Extracted records:

-- START --

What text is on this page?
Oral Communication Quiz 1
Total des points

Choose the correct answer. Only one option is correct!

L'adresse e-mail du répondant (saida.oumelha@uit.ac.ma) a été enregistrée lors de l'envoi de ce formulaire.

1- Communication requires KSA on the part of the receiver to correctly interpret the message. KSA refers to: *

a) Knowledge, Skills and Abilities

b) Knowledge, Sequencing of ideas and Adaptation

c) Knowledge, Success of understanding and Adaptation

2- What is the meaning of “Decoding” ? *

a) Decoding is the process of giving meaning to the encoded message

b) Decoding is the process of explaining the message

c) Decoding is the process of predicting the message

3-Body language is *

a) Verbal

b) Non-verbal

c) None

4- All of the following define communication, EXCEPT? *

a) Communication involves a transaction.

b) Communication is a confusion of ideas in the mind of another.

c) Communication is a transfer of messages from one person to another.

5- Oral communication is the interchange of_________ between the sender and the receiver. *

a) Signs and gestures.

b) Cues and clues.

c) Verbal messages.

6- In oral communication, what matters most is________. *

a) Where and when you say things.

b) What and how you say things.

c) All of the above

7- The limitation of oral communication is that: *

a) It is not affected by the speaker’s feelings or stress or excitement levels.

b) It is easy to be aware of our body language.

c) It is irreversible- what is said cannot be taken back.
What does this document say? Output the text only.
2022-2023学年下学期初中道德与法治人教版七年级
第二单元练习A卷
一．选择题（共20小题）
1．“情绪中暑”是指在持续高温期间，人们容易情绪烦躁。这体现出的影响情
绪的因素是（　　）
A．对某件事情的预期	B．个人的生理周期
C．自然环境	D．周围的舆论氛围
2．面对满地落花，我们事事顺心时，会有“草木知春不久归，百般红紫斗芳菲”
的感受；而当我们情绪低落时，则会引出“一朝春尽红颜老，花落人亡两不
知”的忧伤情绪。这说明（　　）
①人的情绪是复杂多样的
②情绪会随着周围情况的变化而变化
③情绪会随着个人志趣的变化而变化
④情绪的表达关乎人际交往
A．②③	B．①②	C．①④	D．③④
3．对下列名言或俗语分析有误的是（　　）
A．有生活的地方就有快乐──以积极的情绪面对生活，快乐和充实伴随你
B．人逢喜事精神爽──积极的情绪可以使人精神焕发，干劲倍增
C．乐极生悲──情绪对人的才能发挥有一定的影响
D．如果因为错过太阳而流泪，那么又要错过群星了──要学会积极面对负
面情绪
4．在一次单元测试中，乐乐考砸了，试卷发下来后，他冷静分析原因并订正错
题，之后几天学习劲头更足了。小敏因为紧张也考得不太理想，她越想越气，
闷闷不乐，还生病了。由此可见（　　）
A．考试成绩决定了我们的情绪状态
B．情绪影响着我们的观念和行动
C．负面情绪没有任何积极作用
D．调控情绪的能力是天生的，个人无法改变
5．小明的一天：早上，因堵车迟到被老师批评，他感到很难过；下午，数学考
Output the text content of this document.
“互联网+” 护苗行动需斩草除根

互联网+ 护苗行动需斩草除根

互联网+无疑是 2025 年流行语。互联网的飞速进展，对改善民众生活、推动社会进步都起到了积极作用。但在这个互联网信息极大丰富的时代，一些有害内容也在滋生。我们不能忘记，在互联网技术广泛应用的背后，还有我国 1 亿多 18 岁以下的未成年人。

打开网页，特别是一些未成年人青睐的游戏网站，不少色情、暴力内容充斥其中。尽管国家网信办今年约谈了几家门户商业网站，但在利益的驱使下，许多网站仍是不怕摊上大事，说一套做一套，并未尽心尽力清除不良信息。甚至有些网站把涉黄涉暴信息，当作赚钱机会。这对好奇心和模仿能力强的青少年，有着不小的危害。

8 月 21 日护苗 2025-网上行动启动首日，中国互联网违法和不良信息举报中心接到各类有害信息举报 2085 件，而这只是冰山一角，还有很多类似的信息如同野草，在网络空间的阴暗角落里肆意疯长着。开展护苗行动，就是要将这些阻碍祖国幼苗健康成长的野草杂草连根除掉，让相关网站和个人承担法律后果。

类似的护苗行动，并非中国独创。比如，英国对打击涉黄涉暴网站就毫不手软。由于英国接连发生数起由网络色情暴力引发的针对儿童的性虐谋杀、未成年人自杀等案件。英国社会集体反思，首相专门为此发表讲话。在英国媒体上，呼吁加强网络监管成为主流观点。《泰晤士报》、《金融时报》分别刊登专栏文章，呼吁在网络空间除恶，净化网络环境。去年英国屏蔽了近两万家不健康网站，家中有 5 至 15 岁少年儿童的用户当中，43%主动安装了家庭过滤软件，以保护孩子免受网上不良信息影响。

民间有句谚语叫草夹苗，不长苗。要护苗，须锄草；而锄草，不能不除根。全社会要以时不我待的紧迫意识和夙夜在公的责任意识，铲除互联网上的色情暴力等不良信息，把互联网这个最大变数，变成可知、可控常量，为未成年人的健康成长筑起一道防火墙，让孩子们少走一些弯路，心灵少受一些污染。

-- END --

GIVEN INSTRUCTION
Locate each line with the word "Decoding" and copy it.

WRITTEN RESPONSE
2- What is the meaning of “Decoding” ? *
a) Decoding is the process of giving meaning to the encoded message
b) Decoding is the process of explaining the message
c) Decoding is the process of predicting the message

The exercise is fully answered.